§ Task description
Lines of the data that contain the word "samma" are the ones to copy.

§ Records shown
+ + + + +
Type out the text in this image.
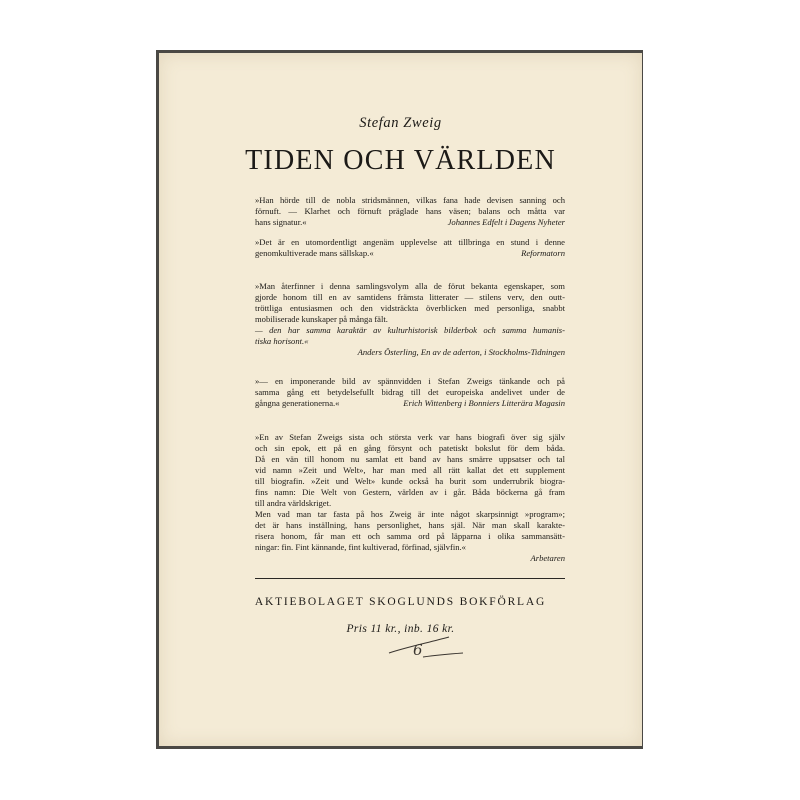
Stefan Zweig
TIDEN OCH VÄRLDEN
»Han hörde till de nobla stridsmännen, vilkas fana hade devisen sanning och
förnuft. — Klarhet och förnuft präglade hans väsen; balans och måtta var
hans signatur.«	Johannes Edfelt i Dagens Nyheter
»Det är en utomordentligt angenäm upplevelse att tillbringa en stund i denne
genomkultiverade mans sällskap.«	Reformatorn
»Man återfinner i denna samlingsvolym alla de förut bekanta egenskaper, som
gjorde honom till en av samtidens främsta litterater — stilens verv, den outt-
tröttliga entusiasmen och den vidsträckta överblicken med personliga, snabbt
mobiliserade kunskaper på många fält.
— den har samma karaktär av kulturhistorisk bilderbok och samma humanis-
tiska horisont.«
Anders Österling, En av de aderton, i Stockholms-Tidningen
»— en imponerande bild av spännvidden i Stefan Zweigs tänkande och på
samma gång ett betydelsefullt bidrag till det europeiska andelivet under de
gångna generationerna.«	Erich Wittenberg i Bonniers Litterära Magasin
»En av Stefan Zweigs sista och största verk var hans biografi över sig själv
och sin epok, ett på en gång försynt och patetiskt bokslut för dem båda.
Då en vän till honom nu samlat ett band av hans smärre uppsatser och tal
vid namn »Zeit und Welt», har man med all rätt kallat det ett supplement
till biografin. »Zeit und Welt» kunde också ha burit som underrubrik biogra-
fins namn: Die Welt von Gestern, världen av i går. Båda böckerna gå fram
till andra världskriget.
Men vad man tar fasta på hos Zweig är inte något skarpsinnigt »program»;
det är hans inställning, hans personlighet, hans själ. När man skall karakte-
risera honom, får man ett och samma ord på läpparna i olika sammansätt-
ningar: fin. Fint kännande, fint kultiverad, förfinad, självfin.«
Arbetaren
AKTIEBOLAGET SKOGLUNDS BOKFÖRLAG
Pris 11 kr., inb. 16 kr.
6
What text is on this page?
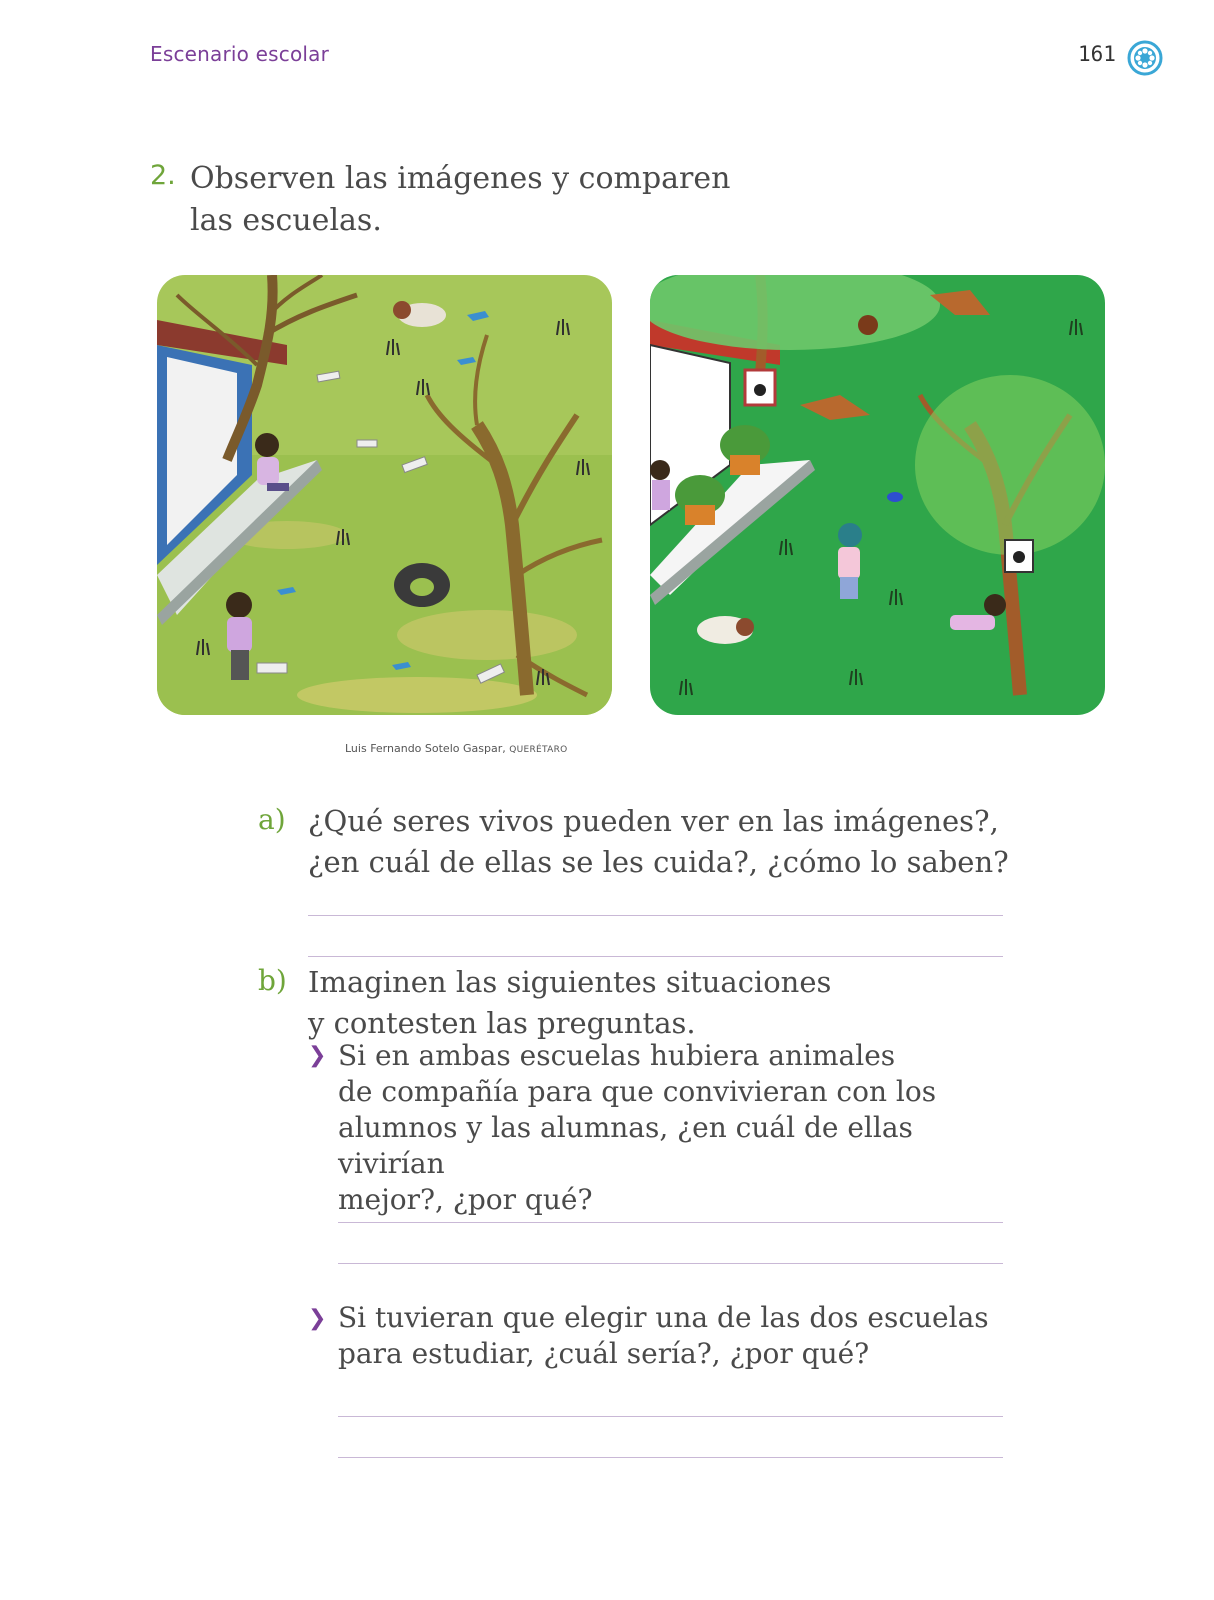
Escenario escolar	161
2. Observen las imágenes y comparen
las escuelas.
Luis Fernando Sotelo Gaspar, QUERÉTARO
a) ¿Qué seres vivos pueden ver en las imágenes?,
¿en cuál de ellas se les cuida?, ¿cómo lo saben?
b) Imaginen las siguientes situaciones
y contesten las preguntas.
❯ Si en ambas escuelas hubiera animales
de compañía para que convivieran con los
alumnos y las alumnas, ¿en cuál de ellas vivirían
mejor?, ¿por qué?
❯ Si tuvieran que elegir una de las dos escuelas
para estudiar, ¿cuál sería?, ¿por qué?
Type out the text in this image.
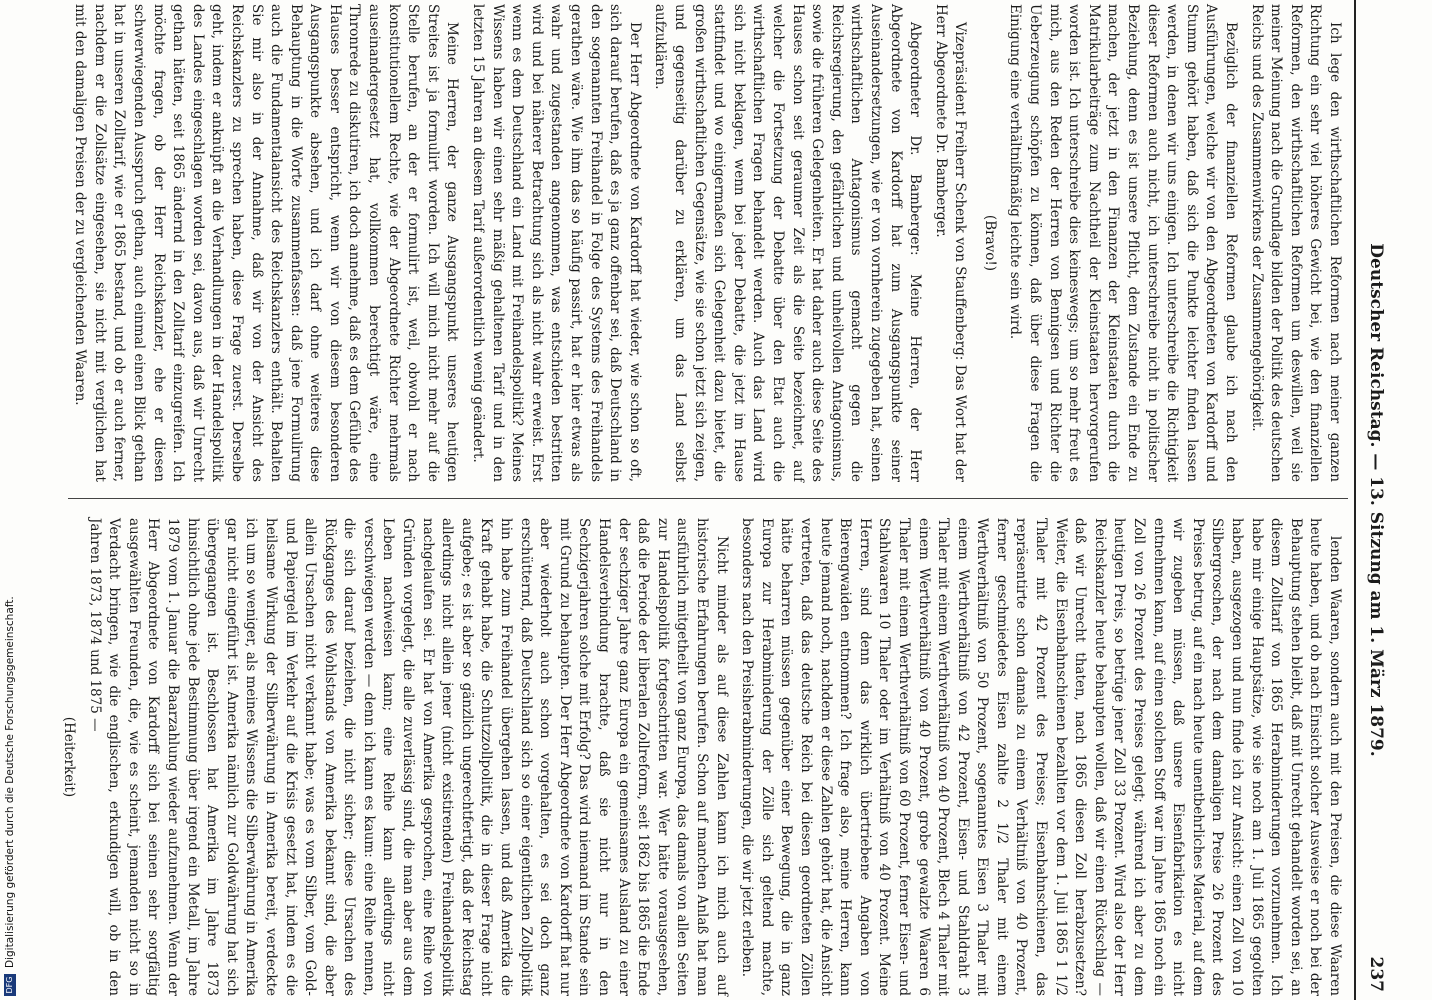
Deutscher Reichstag. — 13. Sitzung am 1. März 1879.
237

Ich lege den wirthschaftlichen Reformen nach meiner ganzen Richtung ein sehr viel höheres Gewicht bei, wie den finanziellen Reformen, den wirthschaftlichen Reformen um deswillen, weil sie meiner Meinung nach die Grundlage bilden der Politik des deutschen Reichs und des Zusammenwirkens der Zusammengehörigkeit.

Bezüglich der finanziellen Reformen glaube ich nach den Ausführungen, welche wir von den Abgeordneten von Kardorff und Stumm gehört haben, daß sich die Punkte leichter finden lassen werden, in denen wir uns einigen. Ich unterschreibe die Richtigkeit dieser Reformen auch nicht, ich unterschreibe nicht in politischer Beziehung, denn es ist unsere Pflicht, dem Zustande ein Ende zu machen, der jetzt in den Finanzen der Kleinstaaten durch die Matrikularbeiträge zum Nachtheil der Kleinstaaten hervorgerufen worden ist. Ich unterschreibe dies keineswegs; um so mehr freut es mich, aus den Reden der Herren von Bennigsen und Richter die Ueberzeugung schöpfen zu können, daß über diese Fragen die Einigung eine verhältnißmäßig leichte sein wird.

(Bravo!)

Vizepräsident Freiherr Schenk von Stauffenberg: Das Wort hat der Herr Abgeordnete Dr. Bamberger.

Abgeordneter Dr. Bamberger: Meine Herren, der Herr Abgeordnete von Kardorff hat zum Ausgangspunkte seiner Auseinandersetzungen, wie er von vornherein zugegeben hat, seinen wirthschaftlichen Antagonismus gemacht gegen die Reichsregierung, den gefährlichen und unheilvollen Antagonismus, sowie die früheren Gelegenheiten. Er hat daher auch diese Seite des Hauses schon seit geraumer Zeit als die Seite bezeichnet, auf welcher die Fortsetzung der Debatte über den Etat auch die wirthschaftlichen Fragen behandelt werden. Auch das Land wird sich nicht beklagen, wenn bei jeder Debatte, die jetzt im Hause stattfindet und wo einigermaßen sich Gelegenheit dazu bietet, die großen wirthschaftlichen Gegensätze, wie sie schon jetzt sich zeigen, und gegenseitig darüber zu erklären, um das Land selbst aufzuklären.

Der Herr Abgeordnete von Kardorff hat wieder, wie schon so oft, sich darauf berufen, daß es ja ganz offenbar sei, daß Deutschland in den sogenannten Freihandel in Folge des Systems des Freihandels gerathen wäre. Wie ihm das so häufig passirt, hat er hier etwas als wahr und zugestanden angenommen, was entschieden bestritten wird und bei näherer Betrachtung sich als nicht wahr erweist. Erst wenn es dem Deutschland ein Land mit Freihandelspolitik? Meines Wissens haben wir einen sehr mäßig gehaltenen Tarif und in den letzten 15 Jahren an diesem Tarif außerordentlich wenig geändert.

Meine Herren, der ganze Ausgangspunkt unseres heutigen Streites ist ja formulirt worden. Ich will mich nicht mehr auf die Stelle berufen, an der er formulirt ist, weil, obwohl er nach konstitutionellem Rechte, wie der Abgeordnete Richter mehrmals auseinandergesetzt hat, vollkommen berechtigt wäre, eine Thronrede zu diskutiren, ich doch annehme, daß es dem Gefühle des Hauses besser entspricht, wenn wir von diesem besonderen Ausgangspunkte absehen, und ich darf ohne weiteres diese Behauptung in die Worte zusammenfassen: daß jene Formulirung auch die Fundamentalansicht des Reichskanzlers enthält. Behalten Sie mir also in der Annahme, daß wir von der Ansicht des Reichskanzlers zu sprechen haben, diese Frage zuerst. Derselbe geht, indem er anknüpft an die Verhandlungen in der Handelspolitik des Landes eingeschlagen worden sei, davon aus, daß wir Unrecht gethan hätten, seit 1865 ändernd in den Zolltarif einzugreifen. Ich möchte fragen, ob der Herr Reichskanzler, ehe er diesen schwerwiegenden Ausspruch gethan, auch einmal einen Blick gethan hat in unseren Zolltarif, wie er 1865 bestand, und ob er auch ferner, nachdem er die Zollsätze eingesehen, sie nicht mit verglichen hat mit den damaligen Preisen der zu vergleichenden Waaren.

lenden Waaren, sondern auch mit den Preisen, die diese Waaren heute haben, und ob nach Einsicht solcher Ausweise er noch bei der Behauptung stehen bleibt, daß mit Unrecht gehandelt worden sei, an diesem Zolltarif von 1865 Herabminderungen vorzunehmen. Ich habe mir einige Hauptsätze, wie sie noch am 1. Juli 1865 gegolten haben, ausgezogen und nun finde ich zur Ansicht: einen Zoll von 10 Silbergroschen, der nach dem damaligen Preise 26 Prozent des Preises betrug, auf ein nach heute unentbehrliches Material, auf dem wir zugeben müssen, daß unsere Eisenfabrikation es nicht entnehmen kann, auf einen solchen Stoff war im Jahre 1865 noch ein Zoll von 26 Prozent des Preises gelegt; während ich aber zu dem heutigen Preis, so betrüge jener Zoll 33 Prozent. Wird also der Herr Reichskanzler heute behaupten wollen, daß wir einen Rückschlag — daß wir Unrecht thaten, nach 1865 diesen Zoll herabzusetzen? Weiter, die Eisenbahnschienen bezahlten vor dem 1. Juli 1865 1 1/2 Thaler mit 42 Prozent des Preises; Eisenbahnschienen, das repräsentirte schon damals zu einem Verhältniß von 40 Prozent, ferner geschmiedetes Eisen zahlte 2 1/2 Thaler mit einem Werthverhältniß von 50 Prozent, sogenanntes Eisen 3 Thaler mit einem Werthverhältniß von 42 Prozent, Eisen- und Stahldraht 3 Thaler mit einem Werthverhältniß von 40 Prozent, Blech 4 Thaler mit einem Werthverhältniß von 40 Prozent, grobe gewalzte Waaren 6 Thaler mit einem Werthverhältniß von 60 Prozent, ferner Eisen- und Stahlwaaren 10 Thaler oder im Verhältniß von 40 Prozent. Meine Herren, sind denn das wirklich übertriebene Angaben von Bierengwaiden entnommen? Ich frage also, meine Herren, kann heute jemand noch, nachdem er diese Zahlen gehört hat, die Ansicht vertreten, daß das deutsche Reich bei diesen geordneten Zöllen hätte beharren müssen gegenüber einer Bewegung, die in ganz Europa zur Herabminderung der Zölle sich geltend machte, besonders nach den Preisherabminderungen, die wir jetzt erleben.

Nicht minder als auf diese Zahlen kann ich mich auch auf historische Erfahrungen berufen. Schon auf manchen Anlaß hat man ausführlich mitgetheilt von ganz Europa, das damals von allen Seiten zur Handelspolitik fortgeschritten war. Wer hätte vorausgesehen, daß die Periode der liberalen Zollreform, seit 1862 bis 1865 die Ende der sechziger Jahre ganz Europa ein gemeinsames Ausland zu einer Handelsverbindung brachte, daß sie nicht nur in den Sechzigerjahren solche mit Erfolg? Das wird niemand im Stande sein mit Grund zu behaupten. Der Herr Abgeordnete von Kardorff hat nur aber wiederholt auch schon vorgehalten, es sei doch ganz erschütternd, daß Deutschland sich so einer eigentlichen Zollpolitik hin habe zum Freihandel übergehen lassen, und daß Amerika die Kraft gehabt habe, die Schutzzollpolitik, die in dieser Frage nicht aufgebe; es ist aber so gänzlich ungerechtfertigt, daß der Reichstag allerdings nicht allein jener (nicht existirenden) Freihandelspolitik nachgelaufen sei. Er hat von Amerika gesprochen, eine Reihe von Gründen vorgelegt, die alle zuverlässig sind, die man aber aus dem Leben nachweisen kann; eine Reihe kann allerdings nicht verschwiegen werden — denn ich kann es kaum: eine Reihe nennen, die sich darauf beziehen, die nicht sicher; diese Ursachen des Rückganges des Wohlstands von Amerika bekannt sind, die aber allein Ursachen nicht verkannt habe; was es vom Silber, vom Gold- und Papiergeld im Verkehr auf die Krisis gesetzt hat, indem es die heilsame Wirkung der Silberwährung in Amerika bereit, verdeckte ich um so weniger, als meines Wissens die Silberwährung in Amerika gar nicht eingeführt ist. Amerika nämlich zur Goldwährung hat sich übergegangen ist. Beschlossen hat Amerika im Jahre 1873 hinsichtlich ohne jede Bestimmung über irgend ein Metall, im Jahre 1879 vom 1. Januar die Baarzahlung wieder aufzunehmen. Wenn der Herr Abgeordnete von Kardorff sich bei seinen sehr sorgfältig ausgewählten Freunden, die, wie es scheint, jemanden nicht so in Verdacht bringen, wie die englischen, erkundigen will, ob in den Jahren 1873, 1874 und 1875 —

(Heiterkeit)

DFGDigitalisierung gefördert durch die Deutsche Forschungsgemeinschaft.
+ + + + +
§ Solution to the problem
— den har samma karaktär av kulturhistorisk bilderbok och samma humanis-
samma gång ett betydelsefullt bidrag till det europeiska andelivet under de
risera honom, får man ett och samma ord på läpparna i olika sammansätt-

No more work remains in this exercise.